Dataset extract:

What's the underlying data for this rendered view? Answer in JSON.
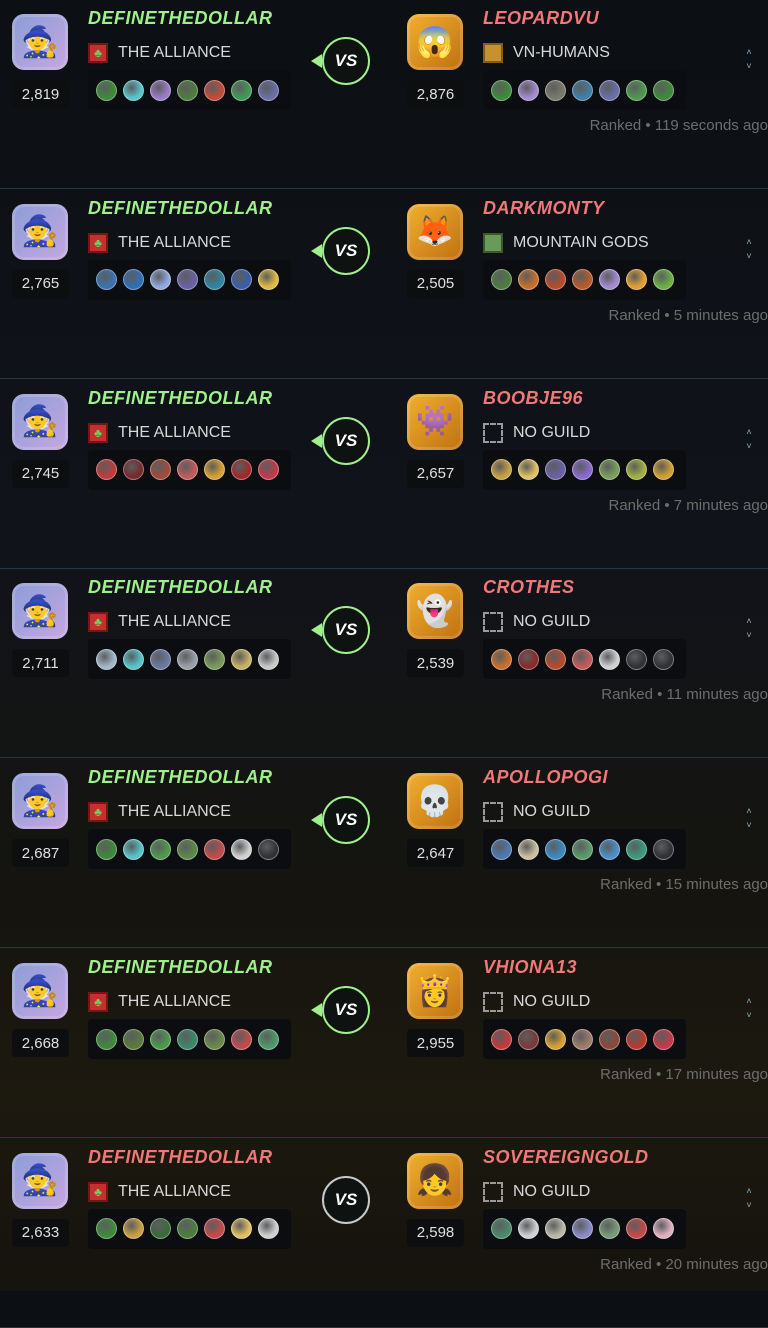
{
  "battles": [
    {
      "vs": "VS",
      "vs_style": "active",
      "status": "Ranked • 119 seconds ago",
      "player": {
        "name": "DEFINETHEDOLLAR",
        "name_color": "#9ff08a",
        "rating": "2,819",
        "guild": "THE ALLIANCE",
        "guild_icon": "red-green-banner-icon",
        "avatar_icon": "wizard-avatar-icon",
        "cards": [
          "#3d8a3a",
          "#56c5c9",
          "#9c7cc8",
          "#4d7d3e",
          "#c44a3a",
          "#3f9a55",
          "#6a6fa8"
        ]
      },
      "opponent": {
        "name": "LEOPARDVU",
        "name_color": "#f07878",
        "rating": "2,876",
        "guild": "VN-HUMANS",
        "guild_icon": "gold-banner-icon",
        "avatar_icon": "monster-mouth-avatar-icon",
        "cards": [
          "#3d8a3a",
          "#a48ad0",
          "#7a7a6a",
          "#3f7fa8",
          "#6a6fa8",
          "#4d9a4d",
          "#3d8a3a"
        ]
      }
    },
    {
      "vs": "VS",
      "vs_style": "active",
      "status": "Ranked • 5 minutes ago",
      "player": {
        "name": "DEFINETHEDOLLAR",
        "name_color": "#9ff08a",
        "rating": "2,765",
        "guild": "THE ALLIANCE",
        "guild_icon": "red-green-banner-icon",
        "avatar_icon": "wizard-avatar-icon",
        "cards": [
          "#3a72b0",
          "#2f6fb8",
          "#8faae0",
          "#6a62a8",
          "#2f86a0",
          "#3a5fa8",
          "#e0b940"
        ]
      },
      "opponent": {
        "name": "DARKMONTY",
        "name_color": "#f07878",
        "rating": "2,505",
        "guild": "MOUNTAIN GODS",
        "guild_icon": "green-banner-icon",
        "avatar_icon": "fox-avatar-icon",
        "cards": [
          "#4d7d3e",
          "#c8702a",
          "#b84a2a",
          "#b85a2a",
          "#a48ad0",
          "#e0a030",
          "#6ab040"
        ]
      }
    },
    {
      "vs": "VS",
      "vs_style": "active",
      "status": "Ranked • 7 minutes ago",
      "player": {
        "name": "DEFINETHEDOLLAR",
        "name_color": "#9ff08a",
        "rating": "2,745",
        "guild": "THE ALLIANCE",
        "guild_icon": "red-green-banner-icon",
        "avatar_icon": "wizard-avatar-icon",
        "cards": [
          "#c43a3a",
          "#7a2a2a",
          "#a04a3a",
          "#c45a5a",
          "#d8a030",
          "#a02a2a",
          "#c43a4a"
        ]
      },
      "opponent": {
        "name": "BOOBJE96",
        "name_color": "#f07878",
        "rating": "2,657",
        "guild": "NO GUILD",
        "guild_icon": "empty-banner-icon",
        "avatar_icon": "creature-avatar-icon",
        "cards": [
          "#c8a040",
          "#e0c060",
          "#6a62a8",
          "#8a6ad0",
          "#7aa05a",
          "#a0b040",
          "#d0a030"
        ]
      }
    },
    {
      "vs": "VS",
      "vs_style": "active",
      "status": "Ranked • 11 minutes ago",
      "player": {
        "name": "DEFINETHEDOLLAR",
        "name_color": "#9ff08a",
        "rating": "2,711",
        "guild": "THE ALLIANCE",
        "guild_icon": "red-green-banner-icon",
        "avatar_icon": "wizard-avatar-icon",
        "cards": [
          "#a0b8c8",
          "#56c5c9",
          "#6a7aa0",
          "#9aa0a8",
          "#7a9a5a",
          "#c8b060",
          "#c8c8c8"
        ]
      },
      "opponent": {
        "name": "CROTHES",
        "name_color": "#f07878",
        "rating": "2,539",
        "guild": "NO GUILD",
        "guild_icon": "empty-banner-icon",
        "avatar_icon": "ghost-avatar-icon",
        "cards": [
          "#c8702a",
          "#8a2a2a",
          "#b84a2a",
          "#c45a5a",
          "#d0d0d0",
          "#303235",
          "#303235"
        ]
      }
    },
    {
      "vs": "VS",
      "vs_style": "active",
      "status": "Ranked • 15 minutes ago",
      "player": {
        "name": "DEFINETHEDOLLAR",
        "name_color": "#9ff08a",
        "rating": "2,687",
        "guild": "THE ALLIANCE",
        "guild_icon": "red-green-banner-icon",
        "avatar_icon": "wizard-avatar-icon",
        "cards": [
          "#3d8a3a",
          "#56c5c9",
          "#4d9a4d",
          "#5a8a4a",
          "#c44a4a",
          "#d0d0d0",
          "#303235"
        ]
      },
      "opponent": {
        "name": "APOLLOPOGI",
        "name_color": "#f07878",
        "rating": "2,647",
        "guild": "NO GUILD",
        "guild_icon": "empty-banner-icon",
        "avatar_icon": "skull-avatar-icon",
        "cards": [
          "#4a7ab0",
          "#c8c0a0",
          "#3a8ac0",
          "#5a9a6a",
          "#4a90c8",
          "#3a9a7a",
          "#303235"
        ]
      }
    },
    {
      "vs": "VS",
      "vs_style": "active",
      "status": "Ranked • 17 minutes ago",
      "player": {
        "name": "DEFINETHEDOLLAR",
        "name_color": "#9ff08a",
        "rating": "2,668",
        "guild": "THE ALLIANCE",
        "guild_icon": "red-green-banner-icon",
        "avatar_icon": "wizard-avatar-icon",
        "cards": [
          "#3d8a3a",
          "#5a7a3a",
          "#4d9a4d",
          "#3a8a6a",
          "#6a8a4a",
          "#c44a4a",
          "#4d9a6a"
        ]
      },
      "opponent": {
        "name": "VHIONA13",
        "name_color": "#f07878",
        "rating": "2,955",
        "guild": "NO GUILD",
        "guild_icon": "empty-banner-icon",
        "avatar_icon": "blonde-avatar-icon",
        "cards": [
          "#c43a3a",
          "#7a3a3a",
          "#d8a030",
          "#a07a6a",
          "#8a4a3a",
          "#b83a2a",
          "#c43a4a"
        ]
      }
    },
    {
      "vs": "VS",
      "vs_style": "inactive",
      "status": "Ranked • 20 minutes ago",
      "player": {
        "name": "DEFINETHEDOLLAR",
        "name_color": "#f07878",
        "rating": "2,633",
        "guild": "THE ALLIANCE",
        "guild_icon": "red-green-banner-icon",
        "avatar_icon": "wizard-avatar-icon",
        "cards": [
          "#3d8a3a",
          "#c8a040",
          "#3a6a3a",
          "#4d7d3e",
          "#c44a4a",
          "#e0c060",
          "#d0d0d0"
        ]
      },
      "opponent": {
        "name": "SOVEREIGNGOLD",
        "name_color": "#f07878",
        "rating": "2,598",
        "guild": "NO GUILD",
        "guild_icon": "empty-banner-icon",
        "avatar_icon": "girl-avatar-icon",
        "cards": [
          "#4a8a6a",
          "#d0d0d0",
          "#b8b8a8",
          "#8a8ac8",
          "#7a9a7a",
          "#c44a4a",
          "#e0b0c0"
        ]
      }
    }
  ],
  "colors": {
    "accent": "#9ff08a",
    "loss": "#f07878",
    "inactive_vs": "#c9c9c9"
  }
}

What to work on: Transcribe all the data word for word; the images stay out.

Exercise answer:
What's the underlying data for this rendered view? Answer in JSON.
{
  "battles": [
    {
      "vs": "VS",
      "vs_style": "active",
      "status": "Ranked • 119 seconds ago",
      "player": {
        "name": "DEFINETHEDOLLAR",
        "name_color": "#9ff08a",
        "rating": "2,819",
        "guild": "THE ALLIANCE",
        "guild_icon": "red-green-banner-icon",
        "avatar_icon": "wizard-avatar-icon",
        "cards": [
          "#3d8a3a",
          "#56c5c9",
          "#9c7cc8",
          "#4d7d3e",
          "#c44a3a",
          "#3f9a55",
          "#6a6fa8"
        ]
      },
      "opponent": {
        "name": "LEOPARDVU",
        "name_color": "#f07878",
        "rating": "2,876",
        "guild": "VN-HUMANS",
        "guild_icon": "gold-banner-icon",
        "avatar_icon": "monster-mouth-avatar-icon",
        "cards": [
          "#3d8a3a",
          "#a48ad0",
          "#7a7a6a",
          "#3f7fa8",
          "#6a6fa8",
          "#4d9a4d",
          "#3d8a3a"
        ]
      }
    },
    {
      "vs": "VS",
      "vs_style": "active",
      "status": "Ranked • 5 minutes ago",
      "player": {
        "name": "DEFINETHEDOLLAR",
        "name_color": "#9ff08a",
        "rating": "2,765",
        "guild": "THE ALLIANCE",
        "guild_icon": "red-green-banner-icon",
        "avatar_icon": "wizard-avatar-icon",
        "cards": [
          "#3a72b0",
          "#2f6fb8",
          "#8faae0",
          "#6a62a8",
          "#2f86a0",
          "#3a5fa8",
          "#e0b940"
        ]
      },
      "opponent": {
        "name": "DARKMONTY",
        "name_color": "#f07878",
        "rating": "2,505",
        "guild": "MOUNTAIN GODS",
        "guild_icon": "green-banner-icon",
        "avatar_icon": "fox-avatar-icon",
        "cards": [
          "#4d7d3e",
          "#c8702a",
          "#b84a2a",
          "#b85a2a",
          "#a48ad0",
          "#e0a030",
          "#6ab040"
        ]
      }
    },
    {
      "vs": "VS",
      "vs_style": "active",
      "status": "Ranked • 7 minutes ago",
      "player": {
        "name": "DEFINETHEDOLLAR",
        "name_color": "#9ff08a",
        "rating": "2,745",
        "guild": "THE ALLIANCE",
        "guild_icon": "red-green-banner-icon",
        "avatar_icon": "wizard-avatar-icon",
        "cards": [
          "#c43a3a",
          "#7a2a2a",
          "#a04a3a",
          "#c45a5a",
          "#d8a030",
          "#a02a2a",
          "#c43a4a"
        ]
      },
      "opponent": {
        "name": "BOOBJE96",
        "name_color": "#f07878",
        "rating": "2,657",
        "guild": "NO GUILD",
        "guild_icon": "empty-banner-icon",
        "avatar_icon": "creature-avatar-icon",
        "cards": [
          "#c8a040",
          "#e0c060",
          "#6a62a8",
          "#8a6ad0",
          "#7aa05a",
          "#a0b040",
          "#d0a030"
        ]
      }
    },
    {
      "vs": "VS",
      "vs_style": "active",
      "status": "Ranked • 11 minutes ago",
      "player": {
        "name": "DEFINETHEDOLLAR",
        "name_color": "#9ff08a",
        "rating": "2,711",
        "guild": "THE ALLIANCE",
        "guild_icon": "red-green-banner-icon",
        "avatar_icon": "wizard-avatar-icon",
        "cards": [
          "#a0b8c8",
          "#56c5c9",
          "#6a7aa0",
          "#9aa0a8",
          "#7a9a5a",
          "#c8b060",
          "#c8c8c8"
        ]
      },
      "opponent": {
        "name": "CROTHES",
        "name_color": "#f07878",
        "rating": "2,539",
        "guild": "NO GUILD",
        "guild_icon": "empty-banner-icon",
        "avatar_icon": "ghost-avatar-icon",
        "cards": [
          "#c8702a",
          "#8a2a2a",
          "#b84a2a",
          "#c45a5a",
          "#d0d0d0",
          "#303235",
          "#303235"
        ]
      }
    },
    {
      "vs": "VS",
      "vs_style": "active",
      "status": "Ranked • 15 minutes ago",
      "player": {
        "name": "DEFINETHEDOLLAR",
        "name_color": "#9ff08a",
        "rating": "2,687",
        "guild": "THE ALLIANCE",
        "guild_icon": "red-green-banner-icon",
        "avatar_icon": "wizard-avatar-icon",
        "cards": [
          "#3d8a3a",
          "#56c5c9",
          "#4d9a4d",
          "#5a8a4a",
          "#c44a4a",
          "#d0d0d0",
          "#303235"
        ]
      },
      "opponent": {
        "name": "APOLLOPOGI",
        "name_color": "#f07878",
        "rating": "2,647",
        "guild": "NO GUILD",
        "guild_icon": "empty-banner-icon",
        "avatar_icon": "skull-avatar-icon",
        "cards": [
          "#4a7ab0",
          "#c8c0a0",
          "#3a8ac0",
          "#5a9a6a",
          "#4a90c8",
          "#3a9a7a",
          "#303235"
        ]
      }
    },
    {
      "vs": "VS",
      "vs_style": "active",
      "status": "Ranked • 17 minutes ago",
      "player": {
        "name": "DEFINETHEDOLLAR",
        "name_color": "#9ff08a",
        "rating": "2,668",
        "guild": "THE ALLIANCE",
        "guild_icon": "red-green-banner-icon",
        "avatar_icon": "wizard-avatar-icon",
        "cards": [
          "#3d8a3a",
          "#5a7a3a",
          "#4d9a4d",
          "#3a8a6a",
          "#6a8a4a",
          "#c44a4a",
          "#4d9a6a"
        ]
      },
      "opponent": {
        "name": "VHIONA13",
        "name_color": "#f07878",
        "rating": "2,955",
        "guild": "NO GUILD",
        "guild_icon": "empty-banner-icon",
        "avatar_icon": "blonde-avatar-icon",
        "cards": [
          "#c43a3a",
          "#7a3a3a",
          "#d8a030",
          "#a07a6a",
          "#8a4a3a",
          "#b83a2a",
          "#c43a4a"
        ]
      }
    },
    {
      "vs": "VS",
      "vs_style": "inactive",
      "status": "Ranked • 20 minutes ago",
      "player": {
        "name": "DEFINETHEDOLLAR",
        "name_color": "#f07878",
        "rating": "2,633",
        "guild": "THE ALLIANCE",
        "guild_icon": "red-green-banner-icon",
        "avatar_icon": "wizard-avatar-icon",
        "cards": [
          "#3d8a3a",
          "#c8a040",
          "#3a6a3a",
          "#4d7d3e",
          "#c44a4a",
          "#e0c060",
          "#d0d0d0"
        ]
      },
      "opponent": {
        "name": "SOVEREIGNGOLD",
        "name_color": "#f07878",
        "rating": "2,598",
        "guild": "NO GUILD",
        "guild_icon": "empty-banner-icon",
        "avatar_icon": "girl-avatar-icon",
        "cards": [
          "#4a8a6a",
          "#d0d0d0",
          "#b8b8a8",
          "#8a8ac8",
          "#7a9a7a",
          "#c44a4a",
          "#e0b0c0"
        ]
      }
    }
  ],
  "colors": {
    "accent": "#9ff08a",
    "loss": "#f07878",
    "inactive_vs": "#c9c9c9"
  }
}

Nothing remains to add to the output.